SUPPLIED DATA →

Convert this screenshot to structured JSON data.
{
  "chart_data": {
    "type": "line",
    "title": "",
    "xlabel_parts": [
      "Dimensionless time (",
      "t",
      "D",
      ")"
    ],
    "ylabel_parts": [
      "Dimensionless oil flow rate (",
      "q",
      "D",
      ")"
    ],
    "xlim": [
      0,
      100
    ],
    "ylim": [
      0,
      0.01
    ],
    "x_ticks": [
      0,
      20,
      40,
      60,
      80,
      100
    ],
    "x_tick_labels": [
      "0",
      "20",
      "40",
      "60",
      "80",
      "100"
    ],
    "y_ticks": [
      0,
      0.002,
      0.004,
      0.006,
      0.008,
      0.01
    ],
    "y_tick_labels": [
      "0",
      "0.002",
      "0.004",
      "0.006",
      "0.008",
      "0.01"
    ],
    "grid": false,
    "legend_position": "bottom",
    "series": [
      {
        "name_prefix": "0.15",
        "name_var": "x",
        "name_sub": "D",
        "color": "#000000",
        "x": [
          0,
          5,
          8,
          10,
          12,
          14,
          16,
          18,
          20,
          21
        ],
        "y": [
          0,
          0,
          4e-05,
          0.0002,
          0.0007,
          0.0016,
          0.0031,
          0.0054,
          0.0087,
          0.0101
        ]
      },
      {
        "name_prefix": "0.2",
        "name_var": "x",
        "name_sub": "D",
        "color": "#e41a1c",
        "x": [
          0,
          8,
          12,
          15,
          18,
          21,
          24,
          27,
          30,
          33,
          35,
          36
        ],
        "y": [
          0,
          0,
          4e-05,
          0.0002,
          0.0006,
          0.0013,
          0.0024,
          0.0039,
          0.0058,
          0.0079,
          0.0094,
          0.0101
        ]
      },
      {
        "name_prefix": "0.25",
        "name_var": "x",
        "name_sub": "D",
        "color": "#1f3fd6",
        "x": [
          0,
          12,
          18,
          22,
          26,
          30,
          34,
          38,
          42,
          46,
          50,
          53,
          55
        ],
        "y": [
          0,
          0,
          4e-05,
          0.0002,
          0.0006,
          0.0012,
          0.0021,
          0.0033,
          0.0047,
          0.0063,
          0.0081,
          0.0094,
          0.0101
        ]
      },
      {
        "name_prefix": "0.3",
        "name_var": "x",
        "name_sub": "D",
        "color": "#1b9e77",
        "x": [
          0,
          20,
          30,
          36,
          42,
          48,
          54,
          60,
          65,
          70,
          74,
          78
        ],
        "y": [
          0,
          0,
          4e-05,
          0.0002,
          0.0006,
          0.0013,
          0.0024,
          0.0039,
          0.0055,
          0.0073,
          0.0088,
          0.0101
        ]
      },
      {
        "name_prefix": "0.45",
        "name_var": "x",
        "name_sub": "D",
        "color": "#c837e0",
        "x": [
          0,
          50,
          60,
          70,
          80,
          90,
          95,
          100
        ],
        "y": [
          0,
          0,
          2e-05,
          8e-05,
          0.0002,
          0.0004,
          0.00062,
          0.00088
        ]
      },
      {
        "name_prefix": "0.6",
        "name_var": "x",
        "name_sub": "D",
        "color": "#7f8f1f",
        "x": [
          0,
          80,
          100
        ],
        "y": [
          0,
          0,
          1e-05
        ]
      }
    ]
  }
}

WHAT YOU HAVE TO DO → Print the complete listing again, exactly as it stands.

EXERCISE SOLUTION →
Convert this screenshot to structured JSON data.
{
  "chart_data": {
    "type": "line",
    "title": "",
    "xlabel_parts": [
      "Dimensionless time (",
      "t",
      "D",
      ")"
    ],
    "ylabel_parts": [
      "Dimensionless oil flow rate (",
      "q",
      "D",
      ")"
    ],
    "xlim": [
      0,
      100
    ],
    "ylim": [
      0,
      0.01
    ],
    "x_ticks": [
      0,
      20,
      40,
      60,
      80,
      100
    ],
    "x_tick_labels": [
      "0",
      "20",
      "40",
      "60",
      "80",
      "100"
    ],
    "y_ticks": [
      0,
      0.002,
      0.004,
      0.006,
      0.008,
      0.01
    ],
    "y_tick_labels": [
      "0",
      "0.002",
      "0.004",
      "0.006",
      "0.008",
      "0.01"
    ],
    "grid": false,
    "legend_position": "bottom",
    "series": [
      {
        "name_prefix": "0.15",
        "name_var": "x",
        "name_sub": "D",
        "color": "#000000",
        "x": [
          0,
          5,
          8,
          10,
          12,
          14,
          16,
          18,
          20,
          21
        ],
        "y": [
          0,
          0,
          4e-05,
          0.0002,
          0.0007,
          0.0016,
          0.0031,
          0.0054,
          0.0087,
          0.0101
        ]
      },
      {
        "name_prefix": "0.2",
        "name_var": "x",
        "name_sub": "D",
        "color": "#e41a1c",
        "x": [
          0,
          8,
          12,
          15,
          18,
          21,
          24,
          27,
          30,
          33,
          35,
          36
        ],
        "y": [
          0,
          0,
          4e-05,
          0.0002,
          0.0006,
          0.0013,
          0.0024,
          0.0039,
          0.0058,
          0.0079,
          0.0094,
          0.0101
        ]
      },
      {
        "name_prefix": "0.25",
        "name_var": "x",
        "name_sub": "D",
        "color": "#1f3fd6",
        "x": [
          0,
          12,
          18,
          22,
          26,
          30,
          34,
          38,
          42,
          46,
          50,
          53,
          55
        ],
        "y": [
          0,
          0,
          4e-05,
          0.0002,
          0.0006,
          0.0012,
          0.0021,
          0.0033,
          0.0047,
          0.0063,
          0.0081,
          0.0094,
          0.0101
        ]
      },
      {
        "name_prefix": "0.3",
        "name_var": "x",
        "name_sub": "D",
        "color": "#1b9e77",
        "x": [
          0,
          20,
          30,
          36,
          42,
          48,
          54,
          60,
          65,
          70,
          74,
          78
        ],
        "y": [
          0,
          0,
          4e-05,
          0.0002,
          0.0006,
          0.0013,
          0.0024,
          0.0039,
          0.0055,
          0.0073,
          0.0088,
          0.0101
        ]
      },
      {
        "name_prefix": "0.45",
        "name_var": "x",
        "name_sub": "D",
        "color": "#c837e0",
        "x": [
          0,
          50,
          60,
          70,
          80,
          90,
          95,
          100
        ],
        "y": [
          0,
          0,
          2e-05,
          8e-05,
          0.0002,
          0.0004,
          0.00062,
          0.00088
        ]
      },
      {
        "name_prefix": "0.6",
        "name_var": "x",
        "name_sub": "D",
        "color": "#7f8f1f",
        "x": [
          0,
          80,
          100
        ],
        "y": [
          0,
          0,
          1e-05
        ]
      }
    ]
  }
}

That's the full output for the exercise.